### OBJECTIVE
Quote the data below word for word, omitting the pictures.

### AVAILABLE RECORDS
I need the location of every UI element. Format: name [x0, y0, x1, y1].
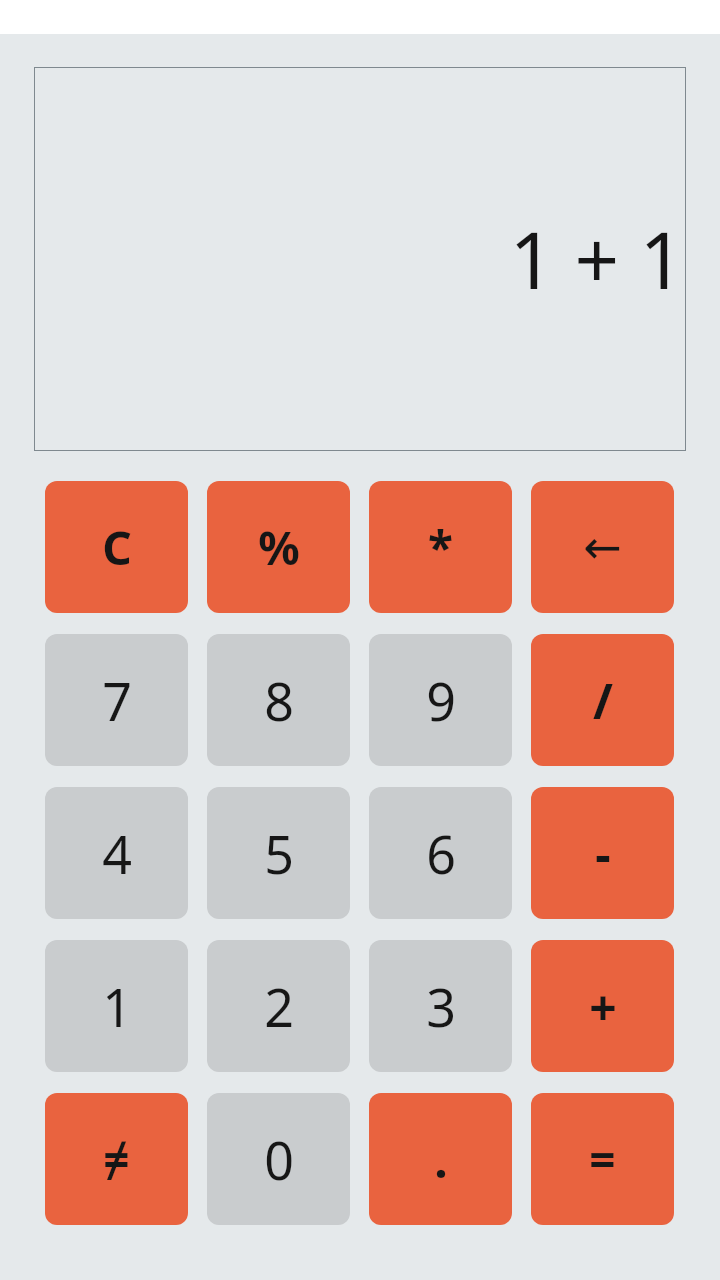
staticText: 3	[426, 971, 456, 1042]
button[interactable]: *	[369, 481, 512, 613]
button[interactable]: 0	[207, 1093, 350, 1225]
button[interactable]: 3	[369, 940, 512, 1072]
button[interactable]: +	[531, 940, 674, 1072]
staticText: 2	[264, 971, 294, 1042]
button[interactable]: 2	[207, 940, 350, 1072]
staticText: ←	[583, 520, 622, 574]
button[interactable]: =	[531, 1093, 674, 1225]
button[interactable]: .	[369, 1093, 512, 1225]
button[interactable]: ≠	[45, 1093, 188, 1225]
staticText: ≠	[103, 1128, 130, 1191]
button[interactable]: C	[45, 481, 188, 613]
staticText: /	[593, 668, 613, 733]
button[interactable]: 7	[45, 634, 188, 766]
button[interactable]: 9	[369, 634, 512, 766]
staticText: 8	[264, 665, 294, 736]
button[interactable]: 5	[207, 787, 350, 919]
button[interactable]: 8	[207, 634, 350, 766]
button[interactable]: 1	[45, 940, 188, 1072]
button[interactable]: Backspace	[531, 481, 674, 613]
staticText: %	[258, 516, 300, 579]
staticText: 1	[102, 971, 132, 1042]
staticText: C	[102, 516, 132, 579]
staticText: .	[434, 1127, 448, 1192]
staticText: 1 + 1	[509, 206, 684, 312]
staticText: -	[595, 821, 611, 886]
button[interactable]: -	[531, 787, 674, 919]
staticText: 0	[264, 1124, 294, 1195]
staticText: 5	[264, 818, 294, 889]
staticText: *	[428, 516, 453, 579]
staticText: 6	[426, 818, 456, 889]
button[interactable]: 6	[369, 787, 512, 919]
staticText: 4	[102, 818, 132, 889]
button[interactable]: %	[207, 481, 350, 613]
staticText: 9	[426, 665, 456, 736]
staticText: 7	[102, 665, 132, 736]
button[interactable]: /	[531, 634, 674, 766]
button[interactable]: 4	[45, 787, 188, 919]
staticText: +	[589, 974, 617, 1039]
staticText: =	[589, 1128, 616, 1191]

### CORRECT ANSWER
I need the location of every UI element. Format: name [x0, y0, x1, y1].
staticText: 3	[426, 971, 456, 1042]
button[interactable]: *	[369, 481, 512, 613]
button[interactable]: 0	[207, 1093, 350, 1225]
button[interactable]: 3	[369, 940, 512, 1072]
button[interactable]: +	[531, 940, 674, 1072]
staticText: 2	[264, 971, 294, 1042]
button[interactable]: 2	[207, 940, 350, 1072]
staticText: ←	[583, 520, 622, 574]
button[interactable]: =	[531, 1093, 674, 1225]
button[interactable]: .	[369, 1093, 512, 1225]
button[interactable]: ≠	[45, 1093, 188, 1225]
staticText: ≠	[103, 1128, 130, 1191]
button[interactable]: C	[45, 481, 188, 613]
staticText: /	[593, 668, 613, 733]
button[interactable]: 7	[45, 634, 188, 766]
button[interactable]: 9	[369, 634, 512, 766]
staticText: 8	[264, 665, 294, 736]
button[interactable]: 5	[207, 787, 350, 919]
button[interactable]: 8	[207, 634, 350, 766]
button[interactable]: 1	[45, 940, 188, 1072]
button[interactable]: Backspace	[531, 481, 674, 613]
staticText: %	[258, 516, 300, 579]
staticText: 1	[102, 971, 132, 1042]
staticText: C	[102, 516, 132, 579]
staticText: .	[434, 1127, 448, 1192]
staticText: 1 + 1	[509, 206, 684, 312]
staticText: -	[595, 821, 611, 886]
button[interactable]: -	[531, 787, 674, 919]
staticText: 0	[264, 1124, 294, 1195]
staticText: 5	[264, 818, 294, 889]
staticText: *	[428, 516, 453, 579]
staticText: 6	[426, 818, 456, 889]
button[interactable]: 6	[369, 787, 512, 919]
staticText: 4	[102, 818, 132, 889]
button[interactable]: %	[207, 481, 350, 613]
staticText: 9	[426, 665, 456, 736]
staticText: 7	[102, 665, 132, 736]
button[interactable]: /	[531, 634, 674, 766]
button[interactable]: 4	[45, 787, 188, 919]
staticText: +	[589, 974, 617, 1039]
staticText: =	[589, 1128, 616, 1191]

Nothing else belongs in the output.